*Problem statement*. Restate the complete material exactly.

── Material provided ──

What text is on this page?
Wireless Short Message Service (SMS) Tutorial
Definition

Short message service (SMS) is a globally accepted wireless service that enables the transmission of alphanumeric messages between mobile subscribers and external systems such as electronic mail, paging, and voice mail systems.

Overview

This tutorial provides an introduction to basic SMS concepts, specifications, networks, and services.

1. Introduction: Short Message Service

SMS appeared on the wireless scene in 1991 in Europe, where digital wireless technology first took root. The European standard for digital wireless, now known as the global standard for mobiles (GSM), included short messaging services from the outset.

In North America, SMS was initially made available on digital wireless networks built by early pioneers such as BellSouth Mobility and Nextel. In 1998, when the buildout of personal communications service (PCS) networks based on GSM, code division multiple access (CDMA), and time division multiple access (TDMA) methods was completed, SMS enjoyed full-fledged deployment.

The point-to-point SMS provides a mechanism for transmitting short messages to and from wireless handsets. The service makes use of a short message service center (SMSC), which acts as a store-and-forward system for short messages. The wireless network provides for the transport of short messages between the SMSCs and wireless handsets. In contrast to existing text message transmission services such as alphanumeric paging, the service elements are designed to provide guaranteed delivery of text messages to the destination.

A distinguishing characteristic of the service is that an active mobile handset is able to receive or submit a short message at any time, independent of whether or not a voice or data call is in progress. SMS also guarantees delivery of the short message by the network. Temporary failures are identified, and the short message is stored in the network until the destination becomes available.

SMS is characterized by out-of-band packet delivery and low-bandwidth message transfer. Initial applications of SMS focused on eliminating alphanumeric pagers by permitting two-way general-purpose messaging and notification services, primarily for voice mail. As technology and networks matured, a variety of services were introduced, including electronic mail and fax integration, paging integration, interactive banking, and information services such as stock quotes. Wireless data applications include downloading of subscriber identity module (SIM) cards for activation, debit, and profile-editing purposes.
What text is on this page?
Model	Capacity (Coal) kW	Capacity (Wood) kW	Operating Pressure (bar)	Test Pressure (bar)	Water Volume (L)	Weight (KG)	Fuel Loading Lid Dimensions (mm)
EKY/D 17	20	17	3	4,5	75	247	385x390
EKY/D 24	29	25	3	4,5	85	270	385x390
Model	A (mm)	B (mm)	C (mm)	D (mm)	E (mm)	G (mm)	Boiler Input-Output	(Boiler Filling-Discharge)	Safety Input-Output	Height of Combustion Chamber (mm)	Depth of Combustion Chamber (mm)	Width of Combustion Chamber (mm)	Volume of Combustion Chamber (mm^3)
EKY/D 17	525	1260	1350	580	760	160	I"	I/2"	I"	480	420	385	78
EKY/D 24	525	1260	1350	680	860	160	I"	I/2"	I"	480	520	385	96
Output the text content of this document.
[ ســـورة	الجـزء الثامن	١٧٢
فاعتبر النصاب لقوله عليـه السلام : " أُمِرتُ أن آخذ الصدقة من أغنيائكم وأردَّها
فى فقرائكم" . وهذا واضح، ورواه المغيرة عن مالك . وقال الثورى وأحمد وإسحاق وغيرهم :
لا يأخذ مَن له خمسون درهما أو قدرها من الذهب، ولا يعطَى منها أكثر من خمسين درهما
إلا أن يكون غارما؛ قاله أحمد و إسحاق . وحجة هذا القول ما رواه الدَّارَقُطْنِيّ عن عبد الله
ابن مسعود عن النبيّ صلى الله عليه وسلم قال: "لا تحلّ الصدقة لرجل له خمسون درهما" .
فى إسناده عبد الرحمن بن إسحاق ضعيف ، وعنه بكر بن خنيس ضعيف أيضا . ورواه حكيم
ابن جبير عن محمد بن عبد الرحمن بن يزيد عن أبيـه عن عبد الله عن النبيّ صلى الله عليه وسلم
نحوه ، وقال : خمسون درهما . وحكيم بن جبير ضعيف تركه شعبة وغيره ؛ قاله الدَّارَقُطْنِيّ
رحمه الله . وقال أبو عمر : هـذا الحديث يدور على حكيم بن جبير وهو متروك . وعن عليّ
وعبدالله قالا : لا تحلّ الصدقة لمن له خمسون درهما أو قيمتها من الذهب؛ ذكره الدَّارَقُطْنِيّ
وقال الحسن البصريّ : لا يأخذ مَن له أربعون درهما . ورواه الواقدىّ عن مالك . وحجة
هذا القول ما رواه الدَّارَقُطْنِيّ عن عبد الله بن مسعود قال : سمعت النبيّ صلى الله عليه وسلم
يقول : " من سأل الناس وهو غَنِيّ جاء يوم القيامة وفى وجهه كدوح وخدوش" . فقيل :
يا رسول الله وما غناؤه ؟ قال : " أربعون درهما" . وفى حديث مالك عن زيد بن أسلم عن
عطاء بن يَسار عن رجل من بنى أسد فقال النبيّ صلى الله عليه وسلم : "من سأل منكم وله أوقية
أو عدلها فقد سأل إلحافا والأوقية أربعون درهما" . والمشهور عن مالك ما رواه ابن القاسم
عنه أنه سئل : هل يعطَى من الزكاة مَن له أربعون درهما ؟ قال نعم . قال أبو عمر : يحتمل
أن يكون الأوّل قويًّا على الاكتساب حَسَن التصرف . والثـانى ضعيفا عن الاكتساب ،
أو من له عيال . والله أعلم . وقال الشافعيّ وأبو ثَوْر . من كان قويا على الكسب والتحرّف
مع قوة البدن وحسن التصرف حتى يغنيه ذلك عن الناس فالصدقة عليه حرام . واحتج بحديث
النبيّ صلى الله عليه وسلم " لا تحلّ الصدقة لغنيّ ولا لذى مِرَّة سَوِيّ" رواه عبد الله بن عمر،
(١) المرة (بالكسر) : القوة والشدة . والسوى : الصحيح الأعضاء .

───

*Expected answer*.
What text is on this page?
Wireless Short Message Service (SMS) Tutorial
Definition

Short message service (SMS) is a globally accepted wireless service that enables the transmission of alphanumeric messages between mobile subscribers and external systems such as electronic mail, paging, and voice mail systems.

Overview

This tutorial provides an introduction to basic SMS concepts, specifications, networks, and services.

1. Introduction: Short Message Service

SMS appeared on the wireless scene in 1991 in Europe, where digital wireless technology first took root. The European standard for digital wireless, now known as the global standard for mobiles (GSM), included short messaging services from the outset.

In North America, SMS was initially made available on digital wireless networks built by early pioneers such as BellSouth Mobility and Nextel. In 1998, when the buildout of personal communications service (PCS) networks based on GSM, code division multiple access (CDMA), and time division multiple access (TDMA) methods was completed, SMS enjoyed full-fledged deployment.

The point-to-point SMS provides a mechanism for transmitting short messages to and from wireless handsets. The service makes use of a short message service center (SMSC), which acts as a store-and-forward system for short messages. The wireless network provides for the transport of short messages between the SMSCs and wireless handsets. In contrast to existing text message transmission services such as alphanumeric paging, the service elements are designed to provide guaranteed delivery of text messages to the destination.

A distinguishing characteristic of the service is that an active mobile handset is able to receive or submit a short message at any time, independent of whether or not a voice or data call is in progress. SMS also guarantees delivery of the short message by the network. Temporary failures are identified, and the short message is stored in the network until the destination becomes available.

SMS is characterized by out-of-band packet delivery and low-bandwidth message transfer. Initial applications of SMS focused on eliminating alphanumeric pagers by permitting two-way general-purpose messaging and notification services, primarily for voice mail. As technology and networks matured, a variety of services were introduced, including electronic mail and fax integration, paging integration, interactive banking, and information services such as stock quotes. Wireless data applications include downloading of subscriber identity module (SIM) cards for activation, debit, and profile-editing purposes.
What text is on this page?
Model	Capacity (Coal) kW	Capacity (Wood) kW	Operating Pressure (bar)	Test Pressure (bar)	Water Volume (L)	Weight (KG)	Fuel Loading Lid Dimensions (mm)
EKY/D 17	20	17	3	4,5	75	247	385x390
EKY/D 24	29	25	3	4,5	85	270	385x390
Model	A (mm)	B (mm)	C (mm)	D (mm)	E (mm)	G (mm)	Boiler Input-Output	(Boiler Filling-Discharge)	Safety Input-Output	Height of Combustion Chamber (mm)	Depth of Combustion Chamber (mm)	Width of Combustion Chamber (mm)	Volume of Combustion Chamber (mm^3)
EKY/D 17	525	1260	1350	580	760	160	I"	I/2"	I"	480	420	385	78
EKY/D 24	525	1260	1350	680	860	160	I"	I/2"	I"	480	520	385	96
Output the text content of this document.
[ ســـورة	الجـزء الثامن	١٧٢
فاعتبر النصاب لقوله عليـه السلام : " أُمِرتُ أن آخذ الصدقة من أغنيائكم وأردَّها
فى فقرائكم" . وهذا واضح، ورواه المغيرة عن مالك . وقال الثورى وأحمد وإسحاق وغيرهم :
لا يأخذ مَن له خمسون درهما أو قدرها من الذهب، ولا يعطَى منها أكثر من خمسين درهما
إلا أن يكون غارما؛ قاله أحمد و إسحاق . وحجة هذا القول ما رواه الدَّارَقُطْنِيّ عن عبد الله
ابن مسعود عن النبيّ صلى الله عليه وسلم قال: "لا تحلّ الصدقة لرجل له خمسون درهما" .
فى إسناده عبد الرحمن بن إسحاق ضعيف ، وعنه بكر بن خنيس ضعيف أيضا . ورواه حكيم
ابن جبير عن محمد بن عبد الرحمن بن يزيد عن أبيـه عن عبد الله عن النبيّ صلى الله عليه وسلم
نحوه ، وقال : خمسون درهما . وحكيم بن جبير ضعيف تركه شعبة وغيره ؛ قاله الدَّارَقُطْنِيّ
رحمه الله . وقال أبو عمر : هـذا الحديث يدور على حكيم بن جبير وهو متروك . وعن عليّ
وعبدالله قالا : لا تحلّ الصدقة لمن له خمسون درهما أو قيمتها من الذهب؛ ذكره الدَّارَقُطْنِيّ
وقال الحسن البصريّ : لا يأخذ مَن له أربعون درهما . ورواه الواقدىّ عن مالك . وحجة
هذا القول ما رواه الدَّارَقُطْنِيّ عن عبد الله بن مسعود قال : سمعت النبيّ صلى الله عليه وسلم
يقول : " من سأل الناس وهو غَنِيّ جاء يوم القيامة وفى وجهه كدوح وخدوش" . فقيل :
يا رسول الله وما غناؤه ؟ قال : " أربعون درهما" . وفى حديث مالك عن زيد بن أسلم عن
عطاء بن يَسار عن رجل من بنى أسد فقال النبيّ صلى الله عليه وسلم : "من سأل منكم وله أوقية
أو عدلها فقد سأل إلحافا والأوقية أربعون درهما" . والمشهور عن مالك ما رواه ابن القاسم
عنه أنه سئل : هل يعطَى من الزكاة مَن له أربعون درهما ؟ قال نعم . قال أبو عمر : يحتمل
أن يكون الأوّل قويًّا على الاكتساب حَسَن التصرف . والثـانى ضعيفا عن الاكتساب ،
أو من له عيال . والله أعلم . وقال الشافعيّ وأبو ثَوْر . من كان قويا على الكسب والتحرّف
مع قوة البدن وحسن التصرف حتى يغنيه ذلك عن الناس فالصدقة عليه حرام . واحتج بحديث
النبيّ صلى الله عليه وسلم " لا تحلّ الصدقة لغنيّ ولا لذى مِرَّة سَوِيّ" رواه عبد الله بن عمر،
(١) المرة (بالكسر) : القوة والشدة . والسوى : الصحيح الأعضاء .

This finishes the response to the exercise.